Exercise aim:
Reproduce all the lines exactly as they stand, apart from the pictures.

Provided records:
━━━━

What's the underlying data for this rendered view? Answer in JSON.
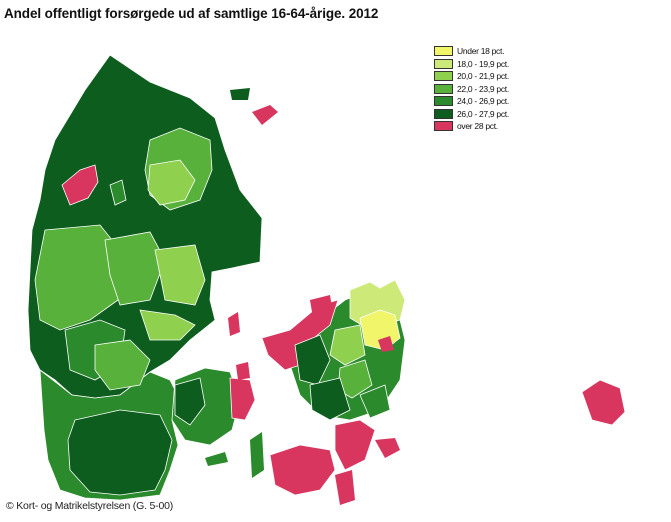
{
  "title": "Andel offentligt forsørgede ud af samtlige 16-64-årige. 2012",
  "legend": [
    {
      "label": "Under 18 pct.",
      "color": "#f0f56a"
    },
    {
      "label": "18,0 - 19,9 pct.",
      "color": "#cdea78"
    },
    {
      "label": "20,0 - 21,9 pct.",
      "color": "#8fd04f"
    },
    {
      "label": "22,0 - 23,9 pct.",
      "color": "#58b13a"
    },
    {
      "label": "24,0 - 26,9 pct.",
      "color": "#2a8a2c"
    },
    {
      "label": "26,0 - 27,9 pct.",
      "color": "#0d5e1e"
    },
    {
      "label": "over 28 pct.",
      "color": "#d8365e"
    }
  ],
  "copyright": "© Kort- og Matrikelstyrelsen (G. 5-00)"
}
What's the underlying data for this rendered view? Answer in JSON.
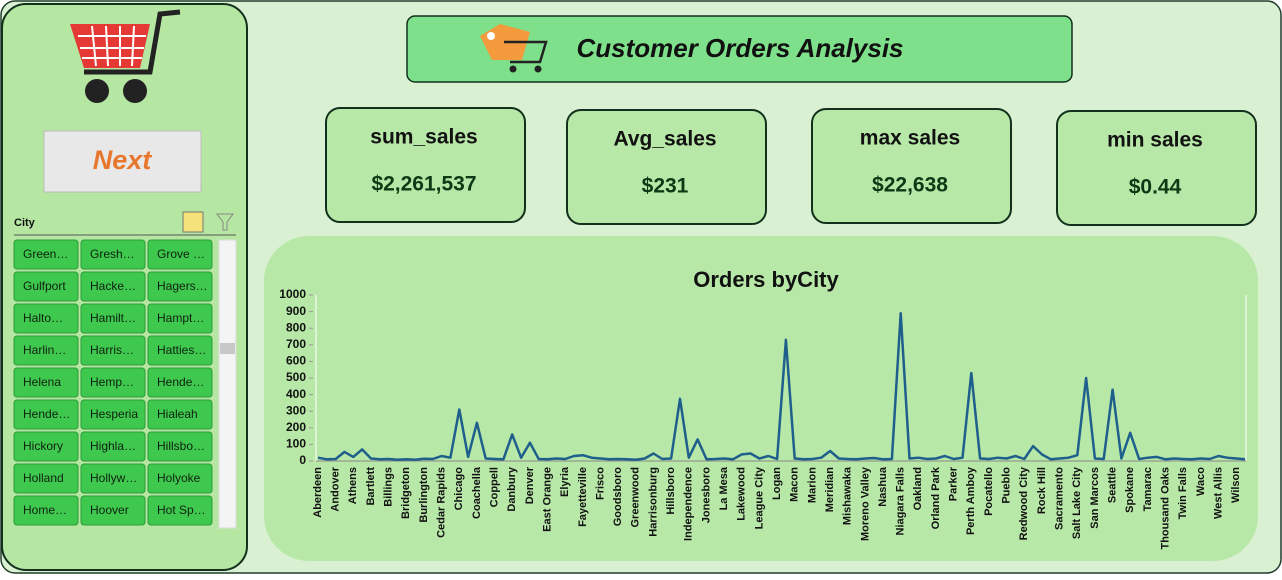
{
  "sidebar": {
    "button": "Next",
    "slicer": {
      "title": "City",
      "items": [
        "Green…",
        "Gresh…",
        "Grove …",
        "Gulfport",
        "Hacke…",
        "Hagers…",
        "Halto…",
        "Hamilt…",
        "Hampt…",
        "Harlin…",
        "Harris…",
        "Hatties…",
        "Helena",
        "Hemp…",
        "Hende…",
        "Hende…",
        "Hesperia",
        "Hialeah",
        "Hickory",
        "Highla…",
        "Hillsbo…",
        "Holland",
        "Hollyw…",
        "Holyoke",
        "Home…",
        "Hoover",
        "Hot Sp…"
      ]
    }
  },
  "header": {
    "title": "Customer Orders Analysis"
  },
  "kpis": [
    {
      "label": "sum_sales",
      "value": "$2,261,537"
    },
    {
      "label": "Avg_sales",
      "value": "$231"
    },
    {
      "label": "max sales",
      "value": "$22,638"
    },
    {
      "label": "min sales",
      "value": "$0.44"
    }
  ],
  "chart_data": {
    "type": "line",
    "title": "Orders byCity",
    "color": "#1f5f8b",
    "ylim": [
      0,
      1000
    ],
    "yticks": [
      0,
      100,
      200,
      300,
      400,
      500,
      600,
      700,
      800,
      900,
      1000
    ],
    "categories": [
      "Aberdeen",
      null,
      "Andover",
      null,
      "Athens",
      null,
      "Bartlett",
      null,
      "Billings",
      null,
      "Bridgeton",
      null,
      "Burlington",
      null,
      "Cedar Rapids",
      null,
      "Chicago",
      null,
      "Coachella",
      null,
      "Coppell",
      null,
      "Danbury",
      null,
      "Denver",
      null,
      "East Orange",
      null,
      "Elyria",
      null,
      "Fayetteville",
      null,
      "Frisco",
      null,
      "Goodsboro",
      null,
      "Greenwood",
      null,
      "Harrisonburg",
      null,
      "Hillsboro",
      null,
      "Independence",
      null,
      "Jonesboro",
      null,
      "La Mesa",
      null,
      "Lakewood",
      null,
      "League City",
      null,
      "Logan",
      null,
      "Macon",
      null,
      "Marion",
      null,
      "Meridian",
      null,
      "Mishawaka",
      null,
      "Moreno Valley",
      null,
      "Nashua",
      null,
      "Niagara Falls",
      null,
      "Oakland",
      null,
      "Orland Park",
      null,
      "Parker",
      null,
      "Perth Amboy",
      null,
      "Pocatello",
      null,
      "Pueblo",
      null,
      "Redwood City",
      null,
      "Rock Hill",
      null,
      "Sacramento",
      null,
      "Salt Lake City",
      null,
      "San Marcos",
      null,
      "Seattle",
      null,
      "Spokane",
      null,
      "Tamarac",
      null,
      "Thousand Oaks",
      null,
      "Twin Falls",
      null,
      "Waco",
      null,
      "West Allis",
      null,
      "Wilson",
      null
    ],
    "values": [
      20,
      10,
      12,
      55,
      25,
      70,
      15,
      10,
      12,
      8,
      10,
      8,
      14,
      12,
      30,
      20,
      310,
      25,
      230,
      15,
      12,
      10,
      160,
      20,
      110,
      12,
      10,
      15,
      12,
      30,
      35,
      20,
      15,
      10,
      12,
      10,
      8,
      15,
      45,
      12,
      15,
      375,
      20,
      130,
      10,
      12,
      15,
      10,
      40,
      45,
      15,
      30,
      12,
      730,
      15,
      10,
      12,
      20,
      60,
      15,
      12,
      10,
      15,
      18,
      10,
      12,
      890,
      15,
      20,
      12,
      15,
      30,
      12,
      20,
      530,
      15,
      12,
      20,
      15,
      30,
      12,
      90,
      40,
      10,
      15,
      20,
      35,
      500,
      15,
      12,
      430,
      15,
      170,
      12,
      20,
      25,
      10,
      15,
      12,
      10,
      15,
      12,
      30,
      20,
      15,
      10
    ]
  }
}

━━━━

Worked solution:
What's the underlying data for this rendered view? Answer in JSON.
{
  "title": "Andel offentligt forsørgede ud af samtlige 16-64-årige. 2012",
  "legend": [
    {
      "label": "Under 18 pct.",
      "color": "#f0f56a"
    },
    {
      "label": "18,0 - 19,9 pct.",
      "color": "#cdea78"
    },
    {
      "label": "20,0 - 21,9 pct.",
      "color": "#8fd04f"
    },
    {
      "label": "22,0 - 23,9 pct.",
      "color": "#58b13a"
    },
    {
      "label": "24,0 - 26,9 pct.",
      "color": "#2a8a2c"
    },
    {
      "label": "26,0 - 27,9 pct.",
      "color": "#0d5e1e"
    },
    {
      "label": "over 28 pct.",
      "color": "#d8365e"
    }
  ],
  "copyright": "© Kort- og Matrikelstyrelsen (G. 5-00)"
}
What's the underlying data for this rendered view? Answer in JSON.
{
  "sidebar": {
    "button": "Next",
    "slicer": {
      "title": "City",
      "items": [
        "Green…",
        "Gresh…",
        "Grove …",
        "Gulfport",
        "Hacke…",
        "Hagers…",
        "Halto…",
        "Hamilt…",
        "Hampt…",
        "Harlin…",
        "Harris…",
        "Hatties…",
        "Helena",
        "Hemp…",
        "Hende…",
        "Hende…",
        "Hesperia",
        "Hialeah",
        "Hickory",
        "Highla…",
        "Hillsbo…",
        "Holland",
        "Hollyw…",
        "Holyoke",
        "Home…",
        "Hoover",
        "Hot Sp…"
      ]
    }
  },
  "header": {
    "title": "Customer Orders Analysis"
  },
  "kpis": [
    {
      "label": "sum_sales",
      "value": "$2,261,537"
    },
    {
      "label": "Avg_sales",
      "value": "$231"
    },
    {
      "label": "max sales",
      "value": "$22,638"
    },
    {
      "label": "min sales",
      "value": "$0.44"
    }
  ],
  "chart_data": {
    "type": "line",
    "title": "Orders byCity",
    "color": "#1f5f8b",
    "ylim": [
      0,
      1000
    ],
    "yticks": [
      0,
      100,
      200,
      300,
      400,
      500,
      600,
      700,
      800,
      900,
      1000
    ],
    "categories": [
      "Aberdeen",
      null,
      "Andover",
      null,
      "Athens",
      null,
      "Bartlett",
      null,
      "Billings",
      null,
      "Bridgeton",
      null,
      "Burlington",
      null,
      "Cedar Rapids",
      null,
      "Chicago",
      null,
      "Coachella",
      null,
      "Coppell",
      null,
      "Danbury",
      null,
      "Denver",
      null,
      "East Orange",
      null,
      "Elyria",
      null,
      "Fayetteville",
      null,
      "Frisco",
      null,
      "Goodsboro",
      null,
      "Greenwood",
      null,
      "Harrisonburg",
      null,
      "Hillsboro",
      null,
      "Independence",
      null,
      "Jonesboro",
      null,
      "La Mesa",
      null,
      "Lakewood",
      null,
      "League City",
      null,
      "Logan",
      null,
      "Macon",
      null,
      "Marion",
      null,
      "Meridian",
      null,
      "Mishawaka",
      null,
      "Moreno Valley",
      null,
      "Nashua",
      null,
      "Niagara Falls",
      null,
      "Oakland",
      null,
      "Orland Park",
      null,
      "Parker",
      null,
      "Perth Amboy",
      null,
      "Pocatello",
      null,
      "Pueblo",
      null,
      "Redwood City",
      null,
      "Rock Hill",
      null,
      "Sacramento",
      null,
      "Salt Lake City",
      null,
      "San Marcos",
      null,
      "Seattle",
      null,
      "Spokane",
      null,
      "Tamarac",
      null,
      "Thousand Oaks",
      null,
      "Twin Falls",
      null,
      "Waco",
      null,
      "West Allis",
      null,
      "Wilson",
      null
    ],
    "values": [
      20,
      10,
      12,
      55,
      25,
      70,
      15,
      10,
      12,
      8,
      10,
      8,
      14,
      12,
      30,
      20,
      310,
      25,
      230,
      15,
      12,
      10,
      160,
      20,
      110,
      12,
      10,
      15,
      12,
      30,
      35,
      20,
      15,
      10,
      12,
      10,
      8,
      15,
      45,
      12,
      15,
      375,
      20,
      130,
      10,
      12,
      15,
      10,
      40,
      45,
      15,
      30,
      12,
      730,
      15,
      10,
      12,
      20,
      60,
      15,
      12,
      10,
      15,
      18,
      10,
      12,
      890,
      15,
      20,
      12,
      15,
      30,
      12,
      20,
      530,
      15,
      12,
      20,
      15,
      30,
      12,
      90,
      40,
      10,
      15,
      20,
      35,
      500,
      15,
      12,
      430,
      15,
      170,
      12,
      20,
      25,
      10,
      15,
      12,
      10,
      15,
      12,
      30,
      20,
      15,
      10
    ]
  }
}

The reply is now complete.